• Supplied data:

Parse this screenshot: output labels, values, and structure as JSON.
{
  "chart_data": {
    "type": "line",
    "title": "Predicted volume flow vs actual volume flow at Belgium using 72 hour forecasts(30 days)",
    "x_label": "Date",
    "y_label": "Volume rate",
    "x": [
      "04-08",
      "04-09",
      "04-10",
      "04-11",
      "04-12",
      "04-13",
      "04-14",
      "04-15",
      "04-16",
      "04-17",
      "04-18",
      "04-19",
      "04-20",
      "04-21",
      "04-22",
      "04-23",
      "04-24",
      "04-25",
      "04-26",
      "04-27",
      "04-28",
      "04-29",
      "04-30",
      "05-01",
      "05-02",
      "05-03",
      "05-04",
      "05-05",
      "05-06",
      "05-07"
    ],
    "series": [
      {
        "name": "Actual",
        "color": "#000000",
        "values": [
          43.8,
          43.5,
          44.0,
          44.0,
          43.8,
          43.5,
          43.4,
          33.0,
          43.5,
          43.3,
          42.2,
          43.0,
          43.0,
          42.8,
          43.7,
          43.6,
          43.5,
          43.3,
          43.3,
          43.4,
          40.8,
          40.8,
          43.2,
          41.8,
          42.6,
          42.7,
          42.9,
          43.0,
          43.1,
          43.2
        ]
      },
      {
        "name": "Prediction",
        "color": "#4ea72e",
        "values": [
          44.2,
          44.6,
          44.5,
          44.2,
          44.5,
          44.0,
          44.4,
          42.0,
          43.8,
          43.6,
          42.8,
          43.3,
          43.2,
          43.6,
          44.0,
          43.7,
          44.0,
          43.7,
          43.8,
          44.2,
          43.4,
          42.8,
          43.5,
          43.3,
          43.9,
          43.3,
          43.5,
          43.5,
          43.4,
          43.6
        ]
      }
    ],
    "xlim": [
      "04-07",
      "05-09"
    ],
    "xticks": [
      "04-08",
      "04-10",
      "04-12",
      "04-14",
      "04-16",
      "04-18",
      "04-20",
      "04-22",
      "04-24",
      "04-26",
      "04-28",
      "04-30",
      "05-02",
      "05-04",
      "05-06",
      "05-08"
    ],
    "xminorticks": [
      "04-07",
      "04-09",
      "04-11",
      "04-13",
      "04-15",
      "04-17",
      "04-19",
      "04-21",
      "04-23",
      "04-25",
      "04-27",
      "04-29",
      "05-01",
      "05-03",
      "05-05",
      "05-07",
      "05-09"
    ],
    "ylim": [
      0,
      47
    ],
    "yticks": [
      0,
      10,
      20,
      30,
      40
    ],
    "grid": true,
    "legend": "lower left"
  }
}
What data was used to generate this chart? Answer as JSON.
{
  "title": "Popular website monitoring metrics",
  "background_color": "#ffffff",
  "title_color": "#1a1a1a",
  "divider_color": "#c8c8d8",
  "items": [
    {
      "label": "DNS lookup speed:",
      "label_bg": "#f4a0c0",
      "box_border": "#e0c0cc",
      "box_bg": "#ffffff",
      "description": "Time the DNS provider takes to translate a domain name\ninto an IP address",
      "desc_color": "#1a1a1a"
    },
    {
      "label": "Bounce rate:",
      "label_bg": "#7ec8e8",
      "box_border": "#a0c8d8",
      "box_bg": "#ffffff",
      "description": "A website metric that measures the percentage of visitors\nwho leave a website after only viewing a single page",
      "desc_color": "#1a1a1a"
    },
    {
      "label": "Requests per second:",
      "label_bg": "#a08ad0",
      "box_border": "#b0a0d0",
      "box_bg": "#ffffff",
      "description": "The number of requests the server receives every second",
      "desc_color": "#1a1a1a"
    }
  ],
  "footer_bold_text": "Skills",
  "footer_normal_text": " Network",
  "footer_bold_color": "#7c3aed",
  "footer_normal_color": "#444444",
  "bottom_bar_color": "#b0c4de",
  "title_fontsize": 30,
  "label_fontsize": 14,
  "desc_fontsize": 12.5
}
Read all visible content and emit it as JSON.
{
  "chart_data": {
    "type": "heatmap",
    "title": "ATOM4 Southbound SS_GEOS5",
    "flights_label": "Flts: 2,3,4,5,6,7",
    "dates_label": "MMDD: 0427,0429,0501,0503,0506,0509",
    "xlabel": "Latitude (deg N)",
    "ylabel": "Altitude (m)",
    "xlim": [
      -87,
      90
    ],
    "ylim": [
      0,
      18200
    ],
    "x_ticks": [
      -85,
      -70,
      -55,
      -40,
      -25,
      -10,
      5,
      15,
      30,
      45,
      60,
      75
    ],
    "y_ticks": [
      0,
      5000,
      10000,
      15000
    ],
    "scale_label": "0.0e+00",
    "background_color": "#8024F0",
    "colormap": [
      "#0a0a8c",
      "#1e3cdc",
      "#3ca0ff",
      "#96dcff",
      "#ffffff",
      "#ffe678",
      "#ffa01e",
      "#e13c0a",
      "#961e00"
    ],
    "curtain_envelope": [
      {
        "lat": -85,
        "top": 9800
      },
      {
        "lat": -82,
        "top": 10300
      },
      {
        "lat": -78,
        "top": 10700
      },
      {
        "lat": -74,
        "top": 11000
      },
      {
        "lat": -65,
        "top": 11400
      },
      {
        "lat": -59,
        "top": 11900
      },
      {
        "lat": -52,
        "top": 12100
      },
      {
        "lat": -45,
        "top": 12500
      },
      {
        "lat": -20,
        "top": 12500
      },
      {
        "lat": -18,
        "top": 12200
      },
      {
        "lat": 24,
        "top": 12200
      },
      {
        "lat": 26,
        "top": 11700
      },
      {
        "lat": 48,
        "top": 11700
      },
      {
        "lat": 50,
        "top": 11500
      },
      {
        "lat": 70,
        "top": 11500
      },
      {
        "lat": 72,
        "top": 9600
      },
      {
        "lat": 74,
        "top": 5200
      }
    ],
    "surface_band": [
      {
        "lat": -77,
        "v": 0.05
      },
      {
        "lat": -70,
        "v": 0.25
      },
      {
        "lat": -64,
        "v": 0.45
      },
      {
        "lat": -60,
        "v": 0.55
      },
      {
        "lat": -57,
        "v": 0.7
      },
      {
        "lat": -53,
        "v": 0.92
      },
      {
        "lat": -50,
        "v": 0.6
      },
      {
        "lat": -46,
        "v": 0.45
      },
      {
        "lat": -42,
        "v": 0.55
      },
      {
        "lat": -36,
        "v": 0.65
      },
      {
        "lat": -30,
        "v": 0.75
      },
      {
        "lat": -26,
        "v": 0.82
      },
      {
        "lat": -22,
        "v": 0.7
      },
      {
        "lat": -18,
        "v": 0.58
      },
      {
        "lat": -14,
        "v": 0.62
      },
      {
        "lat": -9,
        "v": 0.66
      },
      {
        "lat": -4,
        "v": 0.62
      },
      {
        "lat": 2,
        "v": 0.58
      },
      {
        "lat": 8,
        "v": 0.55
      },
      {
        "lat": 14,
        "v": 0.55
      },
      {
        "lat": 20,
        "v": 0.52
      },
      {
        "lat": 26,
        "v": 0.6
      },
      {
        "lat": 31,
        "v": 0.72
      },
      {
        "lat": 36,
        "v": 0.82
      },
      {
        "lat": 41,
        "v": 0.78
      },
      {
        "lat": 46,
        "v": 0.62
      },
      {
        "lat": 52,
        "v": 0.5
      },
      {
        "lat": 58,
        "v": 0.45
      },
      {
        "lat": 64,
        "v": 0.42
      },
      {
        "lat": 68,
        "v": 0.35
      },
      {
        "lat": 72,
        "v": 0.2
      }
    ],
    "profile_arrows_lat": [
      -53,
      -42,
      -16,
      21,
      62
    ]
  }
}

• Exercise:
Check each line of the data above for the word "description", then state how many lines have it. Give the number alone.

• Result for this exercise:
3